§ AUFGABEN:
1 – Welche Punkte nennt der Abschnitt über die Lipper Schul-KulTouren als Mission der Lehrerinnen und Lehrer? Zähle alle auf.
2 – Entnimm dem Abschnitt über die Lipper Schul-KulTouren den Wortlaut von „Lipper Schul-KulTouren –“ bis „sie noch nicht.“ unverändert.

§ TEXTABSCHNITT:
┌────────
Lipper Schul-KulTouren – Kulturelle Bildung im ländlichen Raum

29. Januar 2019: Von Saskia Frei-Klages, Teamleitung Regionales Bildungsnetzwerk, Kreis Lippe

Ein eisiger Wind weht. Erste Schneeflocken fallen. Im dämmrigen Licht eines späten Herbstnachmittags suchen sich 30 engagagierte, in Winterjacken gehüllte lippische Grundschullehrerinnen und -lehrer ihren Weg von der Schule - nicht etwa in ihr warmes Wohnzimmer - sondern in den alten Zug der Landeseisenbahn Lippe. Ihre Mission: Kulturelle Bildung stärken, Kontakte knüpfen und Impulse erhalten. Dafür werden sie sich auch in Zukunft immer wieder auf die Reise begeben. Nur wohin genau, das wissen sie noch nicht.
└────────
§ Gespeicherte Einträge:
┌────────
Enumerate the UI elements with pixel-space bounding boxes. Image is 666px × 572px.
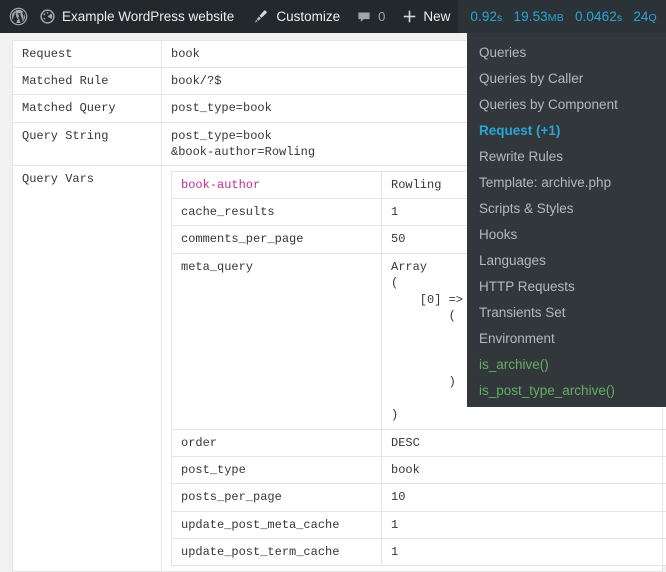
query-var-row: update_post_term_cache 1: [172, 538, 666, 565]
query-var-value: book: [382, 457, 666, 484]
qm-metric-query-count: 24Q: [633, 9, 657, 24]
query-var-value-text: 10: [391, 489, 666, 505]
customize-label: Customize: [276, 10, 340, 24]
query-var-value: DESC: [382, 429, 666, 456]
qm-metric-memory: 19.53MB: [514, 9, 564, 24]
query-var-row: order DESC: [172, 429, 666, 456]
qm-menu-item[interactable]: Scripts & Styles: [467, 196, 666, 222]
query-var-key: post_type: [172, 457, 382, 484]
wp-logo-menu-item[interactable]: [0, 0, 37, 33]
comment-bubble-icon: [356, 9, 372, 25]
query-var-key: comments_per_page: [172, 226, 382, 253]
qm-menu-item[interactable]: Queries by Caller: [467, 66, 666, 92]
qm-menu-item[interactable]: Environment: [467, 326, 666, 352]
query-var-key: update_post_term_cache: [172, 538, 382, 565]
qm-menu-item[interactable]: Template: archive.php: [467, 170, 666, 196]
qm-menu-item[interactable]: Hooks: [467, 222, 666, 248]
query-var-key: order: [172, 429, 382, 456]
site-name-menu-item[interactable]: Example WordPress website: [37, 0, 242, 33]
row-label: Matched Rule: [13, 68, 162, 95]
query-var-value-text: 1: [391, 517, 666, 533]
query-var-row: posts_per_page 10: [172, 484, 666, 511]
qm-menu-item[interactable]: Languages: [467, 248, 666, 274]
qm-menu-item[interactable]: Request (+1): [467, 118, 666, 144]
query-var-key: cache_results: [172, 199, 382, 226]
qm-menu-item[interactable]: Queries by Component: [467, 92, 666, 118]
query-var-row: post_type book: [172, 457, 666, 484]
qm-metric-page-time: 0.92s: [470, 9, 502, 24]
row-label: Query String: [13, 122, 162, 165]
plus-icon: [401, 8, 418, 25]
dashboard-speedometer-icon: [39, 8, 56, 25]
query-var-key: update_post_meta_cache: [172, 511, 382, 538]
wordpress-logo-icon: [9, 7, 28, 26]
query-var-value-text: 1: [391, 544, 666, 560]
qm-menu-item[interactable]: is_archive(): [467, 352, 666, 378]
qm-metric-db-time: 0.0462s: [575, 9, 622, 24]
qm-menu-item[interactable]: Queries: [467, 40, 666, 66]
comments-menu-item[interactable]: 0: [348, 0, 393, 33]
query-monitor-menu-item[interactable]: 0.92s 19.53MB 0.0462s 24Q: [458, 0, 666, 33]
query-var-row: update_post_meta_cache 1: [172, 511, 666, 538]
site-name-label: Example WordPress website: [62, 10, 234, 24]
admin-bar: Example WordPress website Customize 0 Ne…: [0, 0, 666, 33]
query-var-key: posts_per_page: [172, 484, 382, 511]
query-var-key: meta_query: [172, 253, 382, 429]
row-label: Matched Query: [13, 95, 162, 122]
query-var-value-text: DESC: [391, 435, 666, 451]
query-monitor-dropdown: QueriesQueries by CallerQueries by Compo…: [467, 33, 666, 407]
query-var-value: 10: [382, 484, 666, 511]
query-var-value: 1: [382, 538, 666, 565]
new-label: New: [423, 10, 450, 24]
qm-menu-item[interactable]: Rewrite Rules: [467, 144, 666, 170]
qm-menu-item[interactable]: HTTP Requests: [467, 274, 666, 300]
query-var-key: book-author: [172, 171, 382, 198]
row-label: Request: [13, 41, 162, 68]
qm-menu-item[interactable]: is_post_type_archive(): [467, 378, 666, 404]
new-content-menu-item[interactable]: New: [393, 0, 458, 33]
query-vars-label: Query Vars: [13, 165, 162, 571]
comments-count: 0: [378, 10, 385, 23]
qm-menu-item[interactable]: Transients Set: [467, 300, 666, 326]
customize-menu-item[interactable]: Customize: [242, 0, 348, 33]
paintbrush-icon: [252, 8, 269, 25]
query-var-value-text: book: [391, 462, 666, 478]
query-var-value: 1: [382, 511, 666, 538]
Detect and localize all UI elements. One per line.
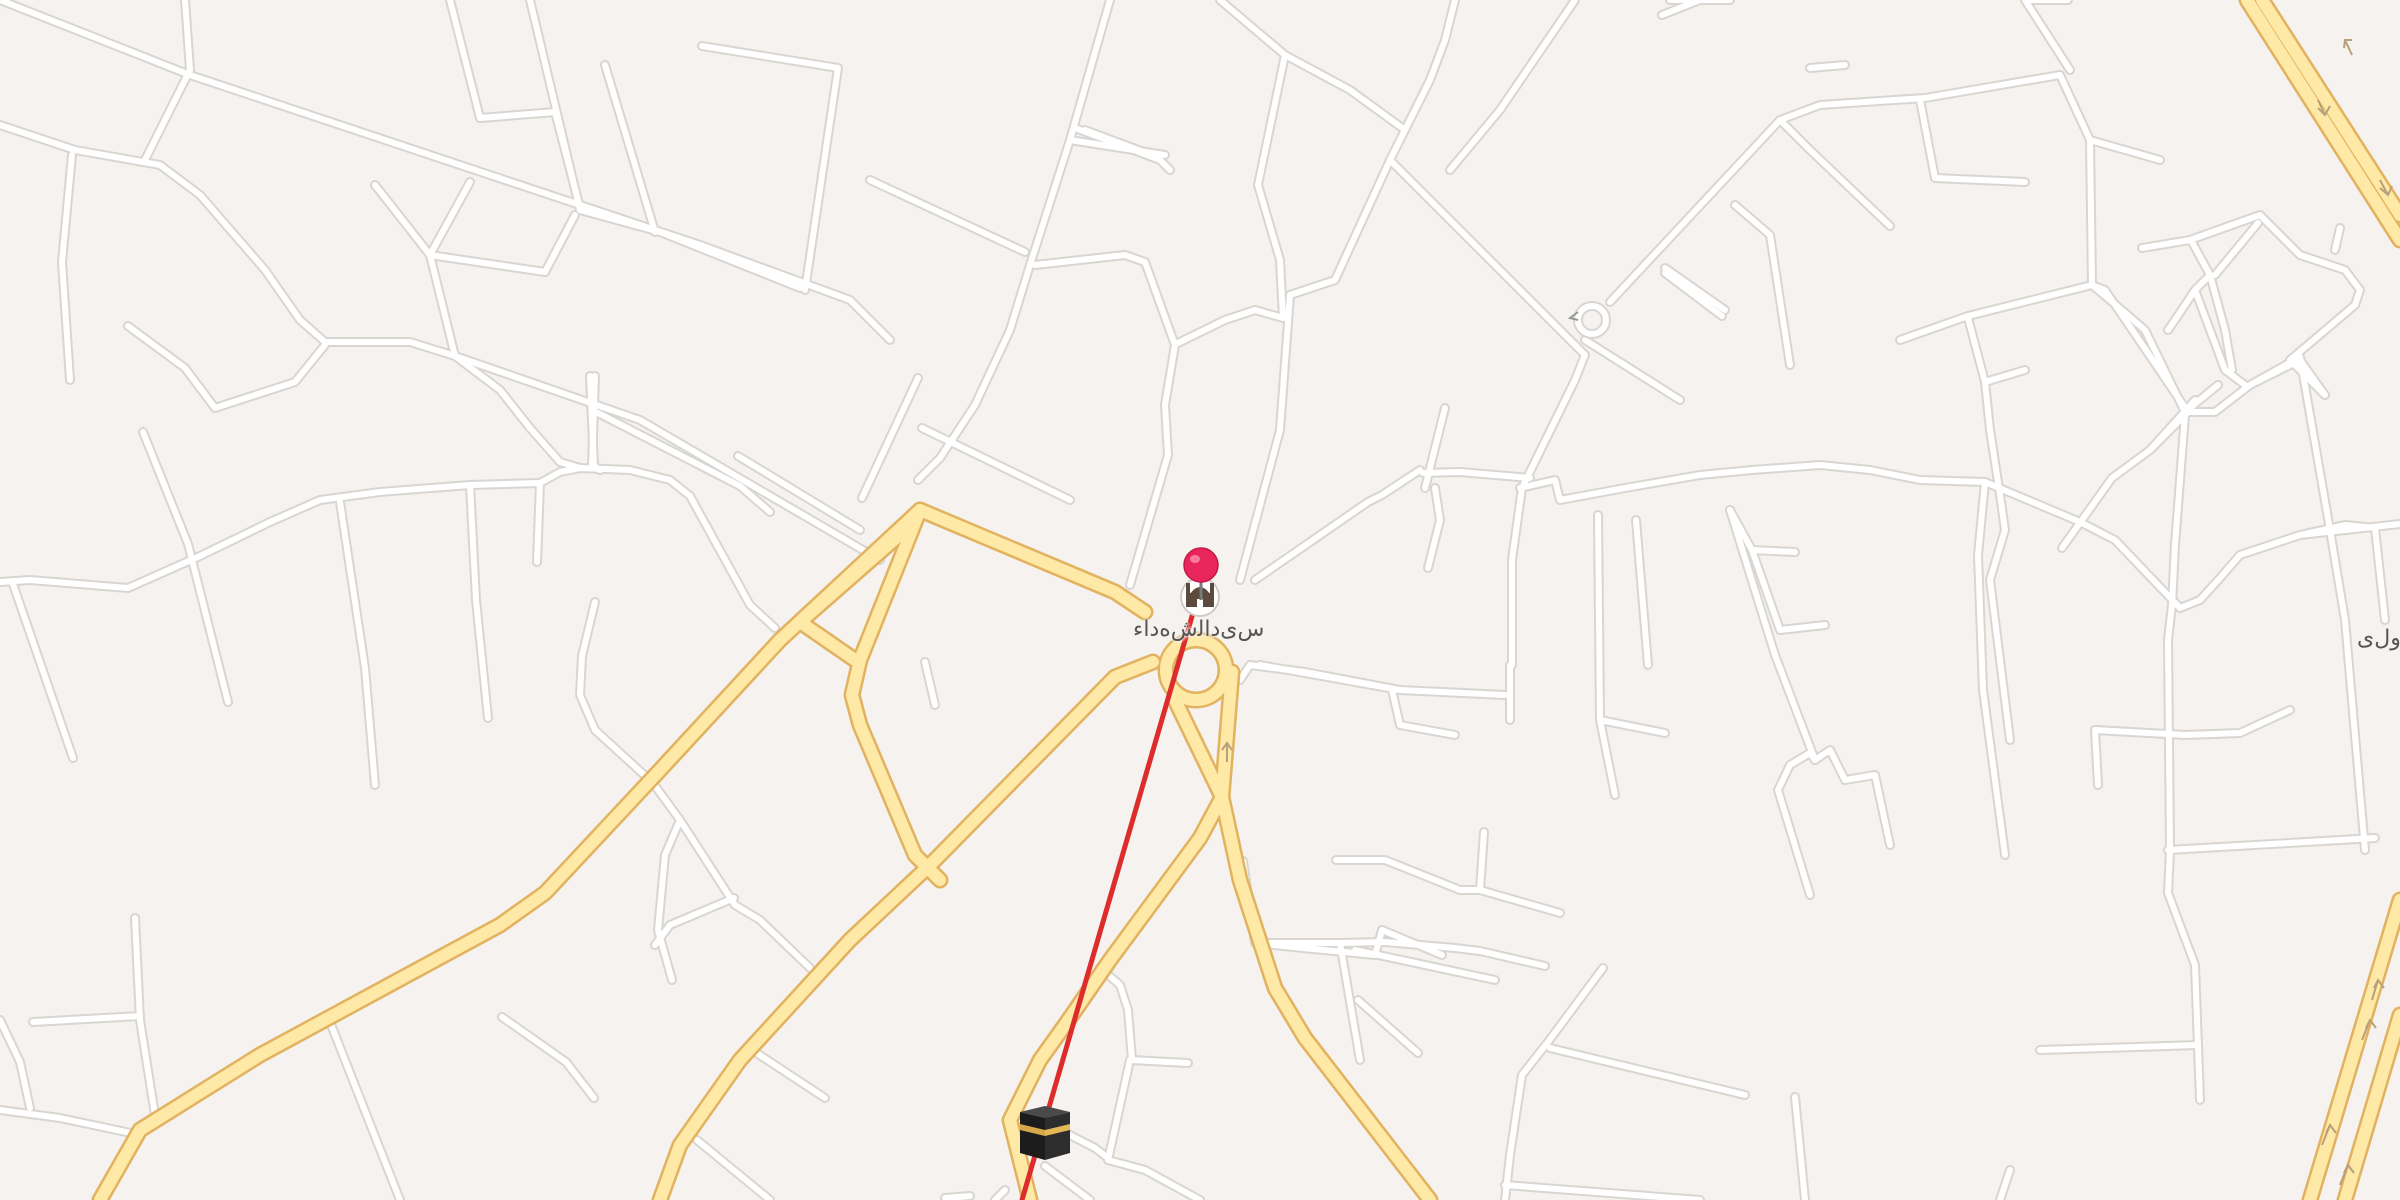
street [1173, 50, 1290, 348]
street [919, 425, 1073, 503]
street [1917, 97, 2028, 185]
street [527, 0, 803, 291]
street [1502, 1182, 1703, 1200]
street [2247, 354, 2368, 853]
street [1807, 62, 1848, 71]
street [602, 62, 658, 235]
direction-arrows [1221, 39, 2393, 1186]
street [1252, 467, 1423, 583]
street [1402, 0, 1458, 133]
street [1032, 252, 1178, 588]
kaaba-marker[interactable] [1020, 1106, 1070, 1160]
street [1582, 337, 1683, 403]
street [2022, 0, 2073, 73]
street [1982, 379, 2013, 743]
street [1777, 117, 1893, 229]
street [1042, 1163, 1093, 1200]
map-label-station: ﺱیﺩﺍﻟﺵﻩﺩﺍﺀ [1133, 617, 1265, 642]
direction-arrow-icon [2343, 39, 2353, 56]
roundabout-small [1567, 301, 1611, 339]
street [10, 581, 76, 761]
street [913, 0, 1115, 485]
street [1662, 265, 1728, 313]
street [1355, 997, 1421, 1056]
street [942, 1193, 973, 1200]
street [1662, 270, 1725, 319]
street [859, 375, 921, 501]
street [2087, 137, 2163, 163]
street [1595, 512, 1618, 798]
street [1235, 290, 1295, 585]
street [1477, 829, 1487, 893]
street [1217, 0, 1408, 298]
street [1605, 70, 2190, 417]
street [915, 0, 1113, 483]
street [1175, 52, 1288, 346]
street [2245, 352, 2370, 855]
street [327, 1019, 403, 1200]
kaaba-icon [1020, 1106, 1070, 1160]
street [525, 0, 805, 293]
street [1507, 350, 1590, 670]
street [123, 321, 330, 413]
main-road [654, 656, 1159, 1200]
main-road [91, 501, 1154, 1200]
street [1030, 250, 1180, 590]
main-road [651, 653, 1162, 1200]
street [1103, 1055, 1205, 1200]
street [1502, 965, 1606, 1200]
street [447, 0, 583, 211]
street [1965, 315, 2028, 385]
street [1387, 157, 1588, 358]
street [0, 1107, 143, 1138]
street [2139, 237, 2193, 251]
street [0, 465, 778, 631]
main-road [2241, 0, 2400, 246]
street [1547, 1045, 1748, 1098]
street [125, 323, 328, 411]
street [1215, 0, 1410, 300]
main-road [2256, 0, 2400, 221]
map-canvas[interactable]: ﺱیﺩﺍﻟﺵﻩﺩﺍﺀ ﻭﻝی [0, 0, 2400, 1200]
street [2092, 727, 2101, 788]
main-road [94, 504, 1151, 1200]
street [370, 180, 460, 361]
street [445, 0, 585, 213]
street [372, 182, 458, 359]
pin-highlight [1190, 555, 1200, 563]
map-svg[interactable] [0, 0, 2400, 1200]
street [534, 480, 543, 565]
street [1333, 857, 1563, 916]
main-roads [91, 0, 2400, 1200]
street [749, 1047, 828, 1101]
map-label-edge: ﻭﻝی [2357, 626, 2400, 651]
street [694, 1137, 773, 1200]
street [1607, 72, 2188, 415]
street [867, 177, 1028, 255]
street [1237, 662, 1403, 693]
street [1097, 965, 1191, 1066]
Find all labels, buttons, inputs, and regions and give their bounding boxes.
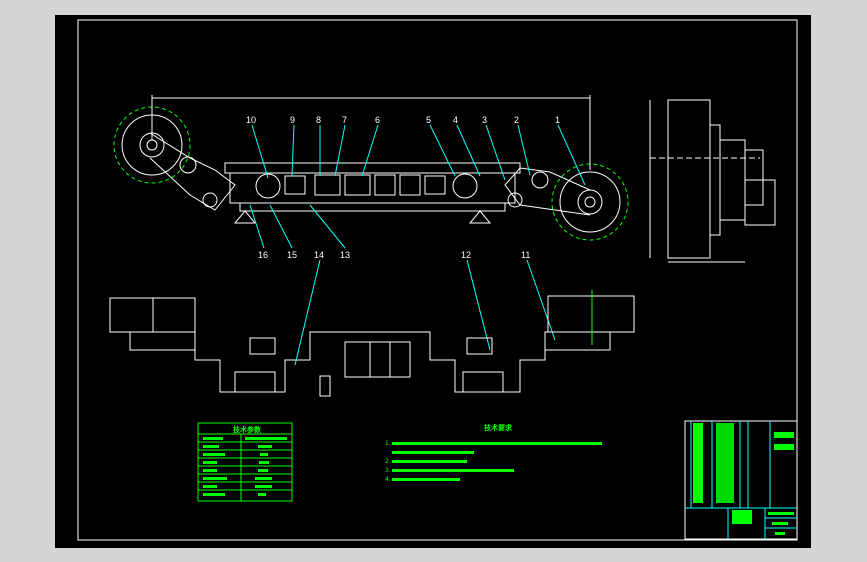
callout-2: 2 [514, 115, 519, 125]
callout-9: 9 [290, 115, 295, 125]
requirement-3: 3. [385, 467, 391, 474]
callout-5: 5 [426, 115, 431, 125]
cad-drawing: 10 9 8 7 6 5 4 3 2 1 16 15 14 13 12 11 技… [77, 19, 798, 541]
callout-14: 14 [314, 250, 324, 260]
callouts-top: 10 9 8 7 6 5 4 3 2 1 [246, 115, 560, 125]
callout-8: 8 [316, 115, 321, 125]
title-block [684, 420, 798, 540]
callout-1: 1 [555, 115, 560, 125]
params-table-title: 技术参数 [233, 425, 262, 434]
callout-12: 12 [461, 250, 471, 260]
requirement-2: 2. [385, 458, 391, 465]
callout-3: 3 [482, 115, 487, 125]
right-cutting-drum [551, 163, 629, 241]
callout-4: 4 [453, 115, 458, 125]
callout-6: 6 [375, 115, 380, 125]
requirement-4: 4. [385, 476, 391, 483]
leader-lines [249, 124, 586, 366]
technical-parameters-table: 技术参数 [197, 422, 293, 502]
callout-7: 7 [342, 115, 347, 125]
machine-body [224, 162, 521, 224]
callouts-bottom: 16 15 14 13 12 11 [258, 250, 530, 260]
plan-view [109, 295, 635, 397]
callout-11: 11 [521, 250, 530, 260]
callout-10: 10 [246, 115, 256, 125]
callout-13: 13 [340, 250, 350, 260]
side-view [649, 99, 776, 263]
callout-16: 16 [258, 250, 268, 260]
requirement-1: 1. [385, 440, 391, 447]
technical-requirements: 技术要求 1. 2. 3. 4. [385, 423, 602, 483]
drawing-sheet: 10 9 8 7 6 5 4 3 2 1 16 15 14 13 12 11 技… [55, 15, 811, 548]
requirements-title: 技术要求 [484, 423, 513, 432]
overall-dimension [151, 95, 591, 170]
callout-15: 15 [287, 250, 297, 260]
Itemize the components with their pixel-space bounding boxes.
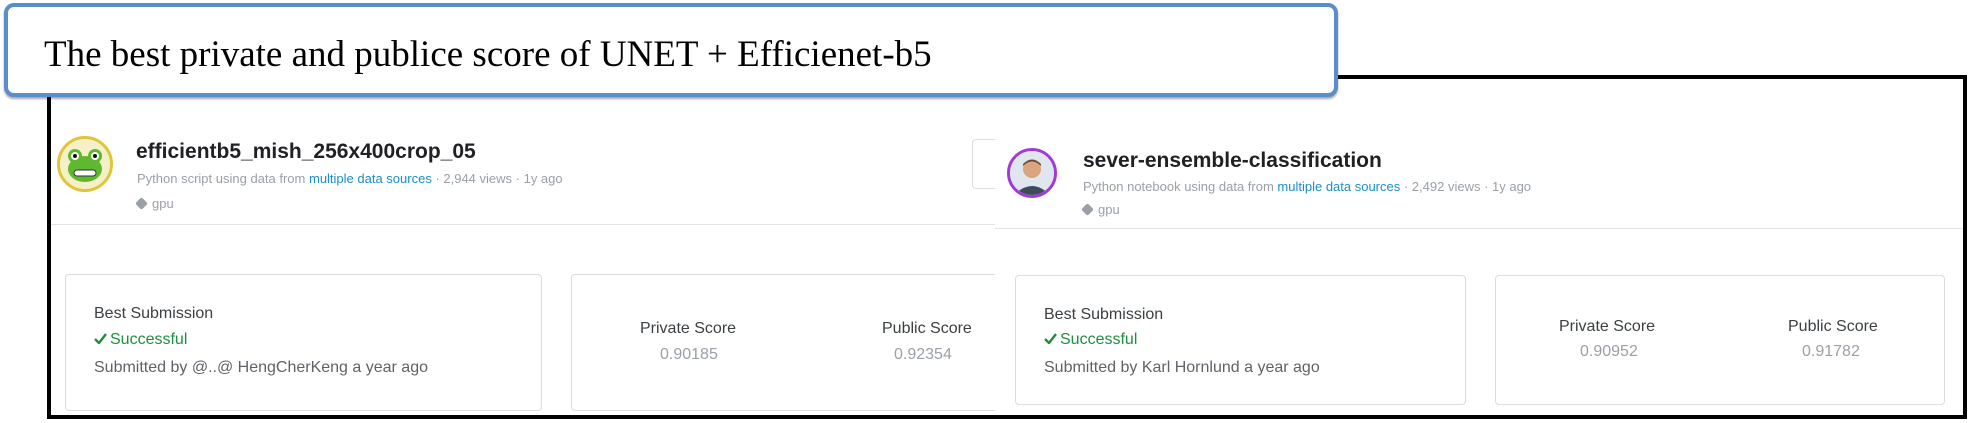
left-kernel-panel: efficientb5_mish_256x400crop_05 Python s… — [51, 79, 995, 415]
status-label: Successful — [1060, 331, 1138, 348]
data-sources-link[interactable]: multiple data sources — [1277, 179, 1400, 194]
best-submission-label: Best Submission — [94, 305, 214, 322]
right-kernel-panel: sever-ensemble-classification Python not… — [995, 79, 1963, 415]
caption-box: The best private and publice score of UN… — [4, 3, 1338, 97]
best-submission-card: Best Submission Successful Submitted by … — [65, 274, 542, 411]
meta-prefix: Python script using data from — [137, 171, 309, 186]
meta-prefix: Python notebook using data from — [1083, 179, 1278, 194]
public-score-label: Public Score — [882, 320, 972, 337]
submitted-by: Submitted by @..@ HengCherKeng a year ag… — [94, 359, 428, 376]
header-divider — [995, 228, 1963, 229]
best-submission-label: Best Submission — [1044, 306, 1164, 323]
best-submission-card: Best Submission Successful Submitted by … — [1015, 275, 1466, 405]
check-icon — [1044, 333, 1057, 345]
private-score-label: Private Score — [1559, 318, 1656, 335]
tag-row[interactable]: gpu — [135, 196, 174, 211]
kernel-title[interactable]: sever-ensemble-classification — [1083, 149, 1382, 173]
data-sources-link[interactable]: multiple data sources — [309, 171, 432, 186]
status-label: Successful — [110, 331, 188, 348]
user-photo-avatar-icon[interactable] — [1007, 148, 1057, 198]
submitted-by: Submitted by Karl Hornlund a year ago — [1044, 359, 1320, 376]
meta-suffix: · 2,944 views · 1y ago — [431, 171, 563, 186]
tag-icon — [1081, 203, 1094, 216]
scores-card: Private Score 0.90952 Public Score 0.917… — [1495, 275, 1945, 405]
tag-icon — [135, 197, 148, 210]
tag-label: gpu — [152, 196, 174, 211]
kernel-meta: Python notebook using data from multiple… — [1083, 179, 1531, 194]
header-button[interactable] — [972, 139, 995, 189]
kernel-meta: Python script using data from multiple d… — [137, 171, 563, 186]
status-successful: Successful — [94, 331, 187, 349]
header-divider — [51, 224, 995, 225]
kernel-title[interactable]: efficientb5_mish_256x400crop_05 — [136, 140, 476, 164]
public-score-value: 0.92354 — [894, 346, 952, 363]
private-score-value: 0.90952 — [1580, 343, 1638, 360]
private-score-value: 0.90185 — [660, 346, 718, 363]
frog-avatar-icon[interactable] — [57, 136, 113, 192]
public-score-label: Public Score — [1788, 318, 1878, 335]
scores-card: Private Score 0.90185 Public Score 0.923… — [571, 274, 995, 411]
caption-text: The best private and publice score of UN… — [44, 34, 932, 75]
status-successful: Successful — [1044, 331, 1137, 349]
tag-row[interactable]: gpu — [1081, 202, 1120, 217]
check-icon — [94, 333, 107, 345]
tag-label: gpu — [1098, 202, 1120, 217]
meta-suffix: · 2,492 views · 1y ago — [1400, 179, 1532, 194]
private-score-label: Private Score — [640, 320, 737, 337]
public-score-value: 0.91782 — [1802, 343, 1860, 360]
└────────
§ LÖSUNGEN:
1 –
- Kulturelle Bildung stärken
- Kontakte knüpfen
- Impulse erhalten

2 –
Lipper Schul-KulTouren – Kulturelle Bildung im ländlichen Raum

29. Januar 2019: Von Saskia Frei-Klages, Teamleitung Regionales Bildungsnetzwerk, Kreis Lippe

Ein eisiger Wind weht. Erste Schneeflocken fallen. Im dämmrigen Licht eines späten Herbstnachmittags suchen sich 30 engagagierte, in Winterjacken gehüllte lippische Grundschullehrerinnen und -lehrer ihren Weg von der Schule - nicht etwa in ihr warmes Wohnzimmer - sondern in den alten Zug der Landeseisenbahn Lippe. Ihre Mission: Kulturelle Bildung stärken, Kontakte knüpfen und Impulse erhalten. Dafür werden sie sich auch in Zukunft immer wieder auf die Reise begeben. Nur wohin genau, das wissen sie noch nicht.